● **TEXTO FORNECIDO**:
---*---
01/02/2006
- Encaminhamos a seguir carta de cinco antropólogos
membros do Conselho Indigenista da Fundação
Nacional do Índio solicitando seu desligamento
do Conselho. "Nossa atitude pretende
questionar enfaticamente procedimentos da
política indigenista constatada nas
ações da FUNAI, que se fundamentam
em concepções arcaicas sobre
os povos indígenas, seja no campo da
ação política, seja nas
orientações teóricas
dos métodos das Ciências Sociais
e da Antropologia. Nesse sentido, os problemas
fundiários enfrentados por diversos
povos indígenas brasileiros não
têm sido considerados e enfrentados
pelo órgão responsável
pela política indigenista de Estado",
afirmam os antropólogos que assinam
a carta.
No texto, eles questionam
também a “judicialização”
dos processos administrativos de reconhecimento
das terras indígenas, e afirmam que
ela é "usada como desculpa para
a paralisação" dos mesmos
processos.
Veja abaixo o texto completo:
Ao Senhor
Márcio Thomáz Bastos
Ministro de Estado da Justiça
Esplanada dos Ministérios, Bloco T
70064 – 000 Brasília, DF
Brasília, 30 de janeiro
de 2006
Nós, antropólogos
membros do Conselho Indigenista da Fundação
Nacional do Índio – FUNAI, nomeados
por V.Exª e abaixo assinados, vimos por
meio desta solicitar nosso desligamento desse
Conselho. Nossa atitude pretende questionar
enfaticamente procedimentos da política
indigenista constatada nas ações
da FUNAI, que se fundamentam em concepções
arcaicas sobre os povos indígenas,
seja no campo da ação política,
seja nas orientações teóricas
dos métodos das Ciências Sociais
e da Antropologia. Nesse sentido, os problemas
fundiários enfrentados por diversos
povos indígenas brasileiros não
têm sido considerados e enfrentados
pelo órgão responsável
pela política indigenista de Estado.
---*---
● **INFORMAÇÕES FORNECIDAS**:
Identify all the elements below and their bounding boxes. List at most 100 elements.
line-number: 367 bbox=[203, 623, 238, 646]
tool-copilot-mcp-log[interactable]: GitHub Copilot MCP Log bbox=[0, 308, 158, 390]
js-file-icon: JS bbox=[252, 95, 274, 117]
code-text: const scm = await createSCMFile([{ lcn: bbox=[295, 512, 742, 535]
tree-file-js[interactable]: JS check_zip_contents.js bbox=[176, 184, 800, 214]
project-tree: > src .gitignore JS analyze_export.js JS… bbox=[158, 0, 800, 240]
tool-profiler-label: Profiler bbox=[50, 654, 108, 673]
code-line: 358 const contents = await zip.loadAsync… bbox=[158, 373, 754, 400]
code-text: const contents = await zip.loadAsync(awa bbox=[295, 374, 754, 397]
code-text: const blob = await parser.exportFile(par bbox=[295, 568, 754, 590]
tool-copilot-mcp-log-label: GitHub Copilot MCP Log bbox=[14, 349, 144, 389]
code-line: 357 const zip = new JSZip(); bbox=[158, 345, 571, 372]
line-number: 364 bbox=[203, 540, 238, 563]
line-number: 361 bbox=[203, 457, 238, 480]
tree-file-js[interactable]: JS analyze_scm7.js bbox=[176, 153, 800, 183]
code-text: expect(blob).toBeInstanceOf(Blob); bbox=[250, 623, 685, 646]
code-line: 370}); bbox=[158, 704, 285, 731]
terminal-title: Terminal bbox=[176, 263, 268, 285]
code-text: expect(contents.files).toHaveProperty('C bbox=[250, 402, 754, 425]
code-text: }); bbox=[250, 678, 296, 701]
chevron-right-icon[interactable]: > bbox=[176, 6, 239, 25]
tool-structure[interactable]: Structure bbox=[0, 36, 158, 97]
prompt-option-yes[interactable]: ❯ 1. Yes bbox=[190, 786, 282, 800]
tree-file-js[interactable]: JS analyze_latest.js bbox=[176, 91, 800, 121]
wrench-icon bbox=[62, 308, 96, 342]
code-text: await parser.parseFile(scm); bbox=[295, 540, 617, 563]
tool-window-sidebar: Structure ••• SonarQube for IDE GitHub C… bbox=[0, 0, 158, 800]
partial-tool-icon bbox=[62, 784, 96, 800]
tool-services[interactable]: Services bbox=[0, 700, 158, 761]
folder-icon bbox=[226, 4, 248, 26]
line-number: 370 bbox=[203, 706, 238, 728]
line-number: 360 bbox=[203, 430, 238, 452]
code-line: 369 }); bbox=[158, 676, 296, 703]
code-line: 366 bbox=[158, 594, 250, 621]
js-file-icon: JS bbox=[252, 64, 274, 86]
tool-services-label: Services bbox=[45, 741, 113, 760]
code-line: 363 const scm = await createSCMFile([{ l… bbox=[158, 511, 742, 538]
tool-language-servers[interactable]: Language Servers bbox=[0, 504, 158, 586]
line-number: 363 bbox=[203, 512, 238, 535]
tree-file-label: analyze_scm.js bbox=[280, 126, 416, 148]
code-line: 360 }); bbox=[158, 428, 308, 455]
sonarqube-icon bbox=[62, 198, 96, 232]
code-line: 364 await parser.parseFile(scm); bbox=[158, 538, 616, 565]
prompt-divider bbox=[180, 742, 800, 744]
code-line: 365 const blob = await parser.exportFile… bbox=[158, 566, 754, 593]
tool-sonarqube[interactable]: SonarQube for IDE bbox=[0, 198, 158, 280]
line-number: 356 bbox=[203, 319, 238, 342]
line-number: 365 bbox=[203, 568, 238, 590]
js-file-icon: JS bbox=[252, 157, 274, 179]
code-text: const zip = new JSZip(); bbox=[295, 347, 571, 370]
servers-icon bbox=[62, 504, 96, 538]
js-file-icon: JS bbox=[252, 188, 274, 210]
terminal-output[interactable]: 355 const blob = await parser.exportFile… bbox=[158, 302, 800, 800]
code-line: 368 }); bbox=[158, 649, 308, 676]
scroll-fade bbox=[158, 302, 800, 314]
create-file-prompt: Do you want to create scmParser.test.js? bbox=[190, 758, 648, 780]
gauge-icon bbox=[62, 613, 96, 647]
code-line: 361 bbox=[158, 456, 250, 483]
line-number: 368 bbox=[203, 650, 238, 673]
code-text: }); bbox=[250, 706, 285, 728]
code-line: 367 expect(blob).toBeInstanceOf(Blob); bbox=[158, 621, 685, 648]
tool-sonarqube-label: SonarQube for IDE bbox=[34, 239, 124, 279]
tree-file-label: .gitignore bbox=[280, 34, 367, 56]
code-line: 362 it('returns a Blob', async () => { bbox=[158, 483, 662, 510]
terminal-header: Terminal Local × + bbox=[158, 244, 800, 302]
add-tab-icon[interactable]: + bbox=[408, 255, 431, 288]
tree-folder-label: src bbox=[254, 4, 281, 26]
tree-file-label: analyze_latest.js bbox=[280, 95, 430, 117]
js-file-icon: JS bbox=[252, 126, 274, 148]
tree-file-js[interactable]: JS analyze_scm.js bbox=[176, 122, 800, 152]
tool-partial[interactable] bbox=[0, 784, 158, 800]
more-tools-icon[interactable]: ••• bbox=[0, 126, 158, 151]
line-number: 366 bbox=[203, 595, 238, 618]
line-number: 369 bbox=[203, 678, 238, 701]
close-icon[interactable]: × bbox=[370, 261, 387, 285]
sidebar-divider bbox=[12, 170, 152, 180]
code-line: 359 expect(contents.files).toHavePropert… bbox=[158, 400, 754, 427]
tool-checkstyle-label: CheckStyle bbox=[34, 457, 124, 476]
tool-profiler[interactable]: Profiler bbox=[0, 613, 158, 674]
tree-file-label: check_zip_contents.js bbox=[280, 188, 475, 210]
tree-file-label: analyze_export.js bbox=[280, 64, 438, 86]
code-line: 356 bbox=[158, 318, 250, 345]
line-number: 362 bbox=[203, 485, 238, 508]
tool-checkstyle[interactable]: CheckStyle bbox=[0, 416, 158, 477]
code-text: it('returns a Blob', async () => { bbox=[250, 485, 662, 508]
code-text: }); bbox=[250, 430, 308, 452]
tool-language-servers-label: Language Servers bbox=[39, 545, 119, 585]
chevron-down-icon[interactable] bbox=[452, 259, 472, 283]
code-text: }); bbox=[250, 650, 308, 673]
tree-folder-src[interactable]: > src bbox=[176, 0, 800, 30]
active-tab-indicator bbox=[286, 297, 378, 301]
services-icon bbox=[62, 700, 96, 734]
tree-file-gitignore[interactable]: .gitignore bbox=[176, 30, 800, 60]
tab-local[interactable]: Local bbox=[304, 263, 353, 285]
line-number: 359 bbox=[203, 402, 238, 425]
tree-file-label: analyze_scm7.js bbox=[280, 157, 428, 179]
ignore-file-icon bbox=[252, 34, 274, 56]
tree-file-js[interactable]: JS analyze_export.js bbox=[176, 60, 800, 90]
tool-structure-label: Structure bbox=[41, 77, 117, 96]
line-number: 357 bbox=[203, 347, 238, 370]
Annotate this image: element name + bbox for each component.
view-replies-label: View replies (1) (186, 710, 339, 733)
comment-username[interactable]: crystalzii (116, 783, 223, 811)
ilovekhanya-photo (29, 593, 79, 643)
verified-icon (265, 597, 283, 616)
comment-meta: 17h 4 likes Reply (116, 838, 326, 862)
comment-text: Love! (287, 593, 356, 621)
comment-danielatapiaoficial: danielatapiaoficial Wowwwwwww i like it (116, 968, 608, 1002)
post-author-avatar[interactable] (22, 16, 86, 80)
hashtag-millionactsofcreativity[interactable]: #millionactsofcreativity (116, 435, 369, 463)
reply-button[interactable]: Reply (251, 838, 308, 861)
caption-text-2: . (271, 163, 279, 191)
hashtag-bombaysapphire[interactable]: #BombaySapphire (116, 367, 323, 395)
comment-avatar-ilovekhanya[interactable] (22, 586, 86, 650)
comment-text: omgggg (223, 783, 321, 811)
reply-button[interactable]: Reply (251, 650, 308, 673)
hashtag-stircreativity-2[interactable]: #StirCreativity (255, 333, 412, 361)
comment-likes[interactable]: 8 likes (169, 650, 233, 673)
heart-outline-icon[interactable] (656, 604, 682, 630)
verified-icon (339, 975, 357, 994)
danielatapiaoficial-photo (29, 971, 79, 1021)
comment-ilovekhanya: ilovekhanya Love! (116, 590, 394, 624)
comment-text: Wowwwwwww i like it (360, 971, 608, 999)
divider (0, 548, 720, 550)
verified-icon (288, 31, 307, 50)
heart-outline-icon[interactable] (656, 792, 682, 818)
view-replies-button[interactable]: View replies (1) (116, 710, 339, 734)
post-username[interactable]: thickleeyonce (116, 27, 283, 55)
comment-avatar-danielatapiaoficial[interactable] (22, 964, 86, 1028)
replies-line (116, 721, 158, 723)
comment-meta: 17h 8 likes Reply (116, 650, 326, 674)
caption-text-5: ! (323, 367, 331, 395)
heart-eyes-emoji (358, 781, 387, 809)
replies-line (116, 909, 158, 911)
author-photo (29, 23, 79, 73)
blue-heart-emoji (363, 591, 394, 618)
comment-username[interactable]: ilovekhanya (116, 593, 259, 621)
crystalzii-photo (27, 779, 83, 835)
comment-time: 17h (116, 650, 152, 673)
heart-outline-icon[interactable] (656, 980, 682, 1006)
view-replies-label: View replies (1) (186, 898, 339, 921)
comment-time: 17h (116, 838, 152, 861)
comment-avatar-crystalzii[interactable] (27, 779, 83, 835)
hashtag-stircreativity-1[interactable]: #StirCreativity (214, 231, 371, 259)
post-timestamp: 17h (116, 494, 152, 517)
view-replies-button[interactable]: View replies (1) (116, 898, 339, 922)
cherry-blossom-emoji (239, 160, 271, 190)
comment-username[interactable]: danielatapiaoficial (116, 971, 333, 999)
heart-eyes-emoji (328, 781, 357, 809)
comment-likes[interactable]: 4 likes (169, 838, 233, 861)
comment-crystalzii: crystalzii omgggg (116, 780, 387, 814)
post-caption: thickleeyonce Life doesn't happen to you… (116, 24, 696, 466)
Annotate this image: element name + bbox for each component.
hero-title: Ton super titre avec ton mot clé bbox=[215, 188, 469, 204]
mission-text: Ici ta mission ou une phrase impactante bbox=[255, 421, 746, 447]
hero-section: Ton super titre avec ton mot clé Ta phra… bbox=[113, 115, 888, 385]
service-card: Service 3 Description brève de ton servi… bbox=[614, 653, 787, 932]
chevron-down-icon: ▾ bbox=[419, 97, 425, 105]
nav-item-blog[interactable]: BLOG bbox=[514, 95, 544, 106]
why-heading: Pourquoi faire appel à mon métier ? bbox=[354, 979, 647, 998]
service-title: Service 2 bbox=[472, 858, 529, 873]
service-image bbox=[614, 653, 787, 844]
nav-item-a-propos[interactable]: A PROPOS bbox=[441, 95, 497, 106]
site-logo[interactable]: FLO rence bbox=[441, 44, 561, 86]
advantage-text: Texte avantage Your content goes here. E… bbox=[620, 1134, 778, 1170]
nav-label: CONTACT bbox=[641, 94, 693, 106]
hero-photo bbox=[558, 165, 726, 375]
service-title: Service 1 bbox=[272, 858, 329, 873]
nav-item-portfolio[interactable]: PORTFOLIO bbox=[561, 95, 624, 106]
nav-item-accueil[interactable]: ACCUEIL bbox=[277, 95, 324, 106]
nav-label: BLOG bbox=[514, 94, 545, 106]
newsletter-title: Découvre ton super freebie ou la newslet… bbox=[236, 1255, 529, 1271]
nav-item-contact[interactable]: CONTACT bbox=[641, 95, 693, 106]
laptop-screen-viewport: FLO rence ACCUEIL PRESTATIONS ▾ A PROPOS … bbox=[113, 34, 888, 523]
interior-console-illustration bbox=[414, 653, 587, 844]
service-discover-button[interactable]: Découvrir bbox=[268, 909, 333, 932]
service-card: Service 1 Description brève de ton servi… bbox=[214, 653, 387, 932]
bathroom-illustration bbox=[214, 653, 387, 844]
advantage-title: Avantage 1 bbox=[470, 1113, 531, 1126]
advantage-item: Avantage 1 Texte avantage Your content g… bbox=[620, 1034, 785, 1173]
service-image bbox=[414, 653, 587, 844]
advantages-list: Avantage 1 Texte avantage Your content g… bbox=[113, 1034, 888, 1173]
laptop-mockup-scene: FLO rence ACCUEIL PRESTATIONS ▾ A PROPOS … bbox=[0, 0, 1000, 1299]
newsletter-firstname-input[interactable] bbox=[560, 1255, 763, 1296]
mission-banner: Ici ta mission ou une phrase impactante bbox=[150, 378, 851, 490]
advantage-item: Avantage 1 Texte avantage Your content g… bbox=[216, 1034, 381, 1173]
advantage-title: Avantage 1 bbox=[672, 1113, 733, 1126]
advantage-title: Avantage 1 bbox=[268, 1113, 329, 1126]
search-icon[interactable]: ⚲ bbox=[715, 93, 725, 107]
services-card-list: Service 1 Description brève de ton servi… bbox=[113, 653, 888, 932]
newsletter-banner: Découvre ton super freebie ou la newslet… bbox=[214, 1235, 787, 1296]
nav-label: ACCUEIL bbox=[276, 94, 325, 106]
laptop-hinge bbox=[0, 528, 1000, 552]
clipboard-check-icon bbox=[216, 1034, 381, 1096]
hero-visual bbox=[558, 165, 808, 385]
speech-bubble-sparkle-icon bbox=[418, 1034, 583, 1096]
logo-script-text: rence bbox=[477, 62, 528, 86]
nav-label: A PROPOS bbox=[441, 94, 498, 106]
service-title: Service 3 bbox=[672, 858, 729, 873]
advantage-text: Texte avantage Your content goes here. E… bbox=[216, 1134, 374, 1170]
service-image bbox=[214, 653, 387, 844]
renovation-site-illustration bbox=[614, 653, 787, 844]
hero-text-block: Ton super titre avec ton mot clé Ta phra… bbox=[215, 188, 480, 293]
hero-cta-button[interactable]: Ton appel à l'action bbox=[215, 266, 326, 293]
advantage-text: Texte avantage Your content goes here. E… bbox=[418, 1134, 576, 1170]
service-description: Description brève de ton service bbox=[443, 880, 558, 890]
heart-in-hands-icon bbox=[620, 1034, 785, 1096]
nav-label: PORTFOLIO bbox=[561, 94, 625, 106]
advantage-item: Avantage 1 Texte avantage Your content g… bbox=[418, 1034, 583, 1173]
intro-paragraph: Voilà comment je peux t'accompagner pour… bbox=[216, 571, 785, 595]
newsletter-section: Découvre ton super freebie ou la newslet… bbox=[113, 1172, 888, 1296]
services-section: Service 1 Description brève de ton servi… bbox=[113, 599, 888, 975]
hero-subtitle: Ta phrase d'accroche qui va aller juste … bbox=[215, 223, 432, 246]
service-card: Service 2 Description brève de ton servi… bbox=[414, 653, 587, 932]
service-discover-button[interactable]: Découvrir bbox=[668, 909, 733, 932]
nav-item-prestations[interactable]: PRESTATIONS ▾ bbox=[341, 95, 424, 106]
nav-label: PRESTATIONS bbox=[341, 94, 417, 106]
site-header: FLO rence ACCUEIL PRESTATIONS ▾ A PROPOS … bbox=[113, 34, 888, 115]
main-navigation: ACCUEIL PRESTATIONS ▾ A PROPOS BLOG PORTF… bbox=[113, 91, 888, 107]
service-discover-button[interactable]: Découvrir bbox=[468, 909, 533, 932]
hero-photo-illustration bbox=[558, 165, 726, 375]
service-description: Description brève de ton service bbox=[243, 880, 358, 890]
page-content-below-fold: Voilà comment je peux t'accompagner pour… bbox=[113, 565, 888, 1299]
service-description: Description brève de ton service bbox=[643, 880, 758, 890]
---*---
● **INSTRUÇÕES DA TAREFA**: Por favor, transcreva na íntegra o texto sobre o desligamento dos antropólogos do Conselho Indigenista da FUNAI, sem mudar uma palavra.

● **RESPOSTA DO EXERCÍCIO**:
01/02/2006
- Encaminhamos a seguir carta de cinco antropólogos
membros do Conselho Indigenista da Fundação
Nacional do Índio solicitando seu desligamento
do Conselho. "Nossa atitude pretende
questionar enfaticamente procedimentos da
política indigenista constatada nas
ações da FUNAI, que se fundamentam
em concepções arcaicas sobre
os povos indígenas, seja no campo da
ação política, seja nas
orientações teóricas
dos métodos das Ciências Sociais
e da Antropologia. Nesse sentido, os problemas
fundiários enfrentados por diversos
povos indígenas brasileiros não
têm sido considerados e enfrentados
pelo órgão responsável
pela política indigenista de Estado",
afirmam os antropólogos que assinam
a carta.
No texto, eles questionam
também a “judicialização”
dos processos administrativos de reconhecimento
das terras indígenas, e afirmam que
ela é "usada como desculpa para
a paralisação" dos mesmos
processos.
Veja abaixo o texto completo:
Ao Senhor
Márcio Thomáz Bastos
Ministro de Estado da Justiça
Esplanada dos Ministérios, Bloco T
70064 – 000 Brasília, DF
Brasília, 30 de janeiro
de 2006
Nós, antropólogos
membros do Conselho Indigenista da Fundação
Nacional do Índio – FUNAI, nomeados
por V.Exª e abaixo assinados, vimos por
meio desta solicitar nosso desligamento desse
Conselho. Nossa atitude pretende questionar
enfaticamente procedimentos da política
indigenista constatada nas ações
da FUNAI, que se fundamentam em concepções
arcaicas sobre os povos indígenas,
seja no campo da ação política,
seja nas orientações teóricas
dos métodos das Ciências Sociais
e da Antropologia. Nesse sentido, os problemas
fundiários enfrentados por diversos
povos indígenas brasileiros não
têm sido considerados e enfrentados
pelo órgão responsável
pela política indigenista de Estado.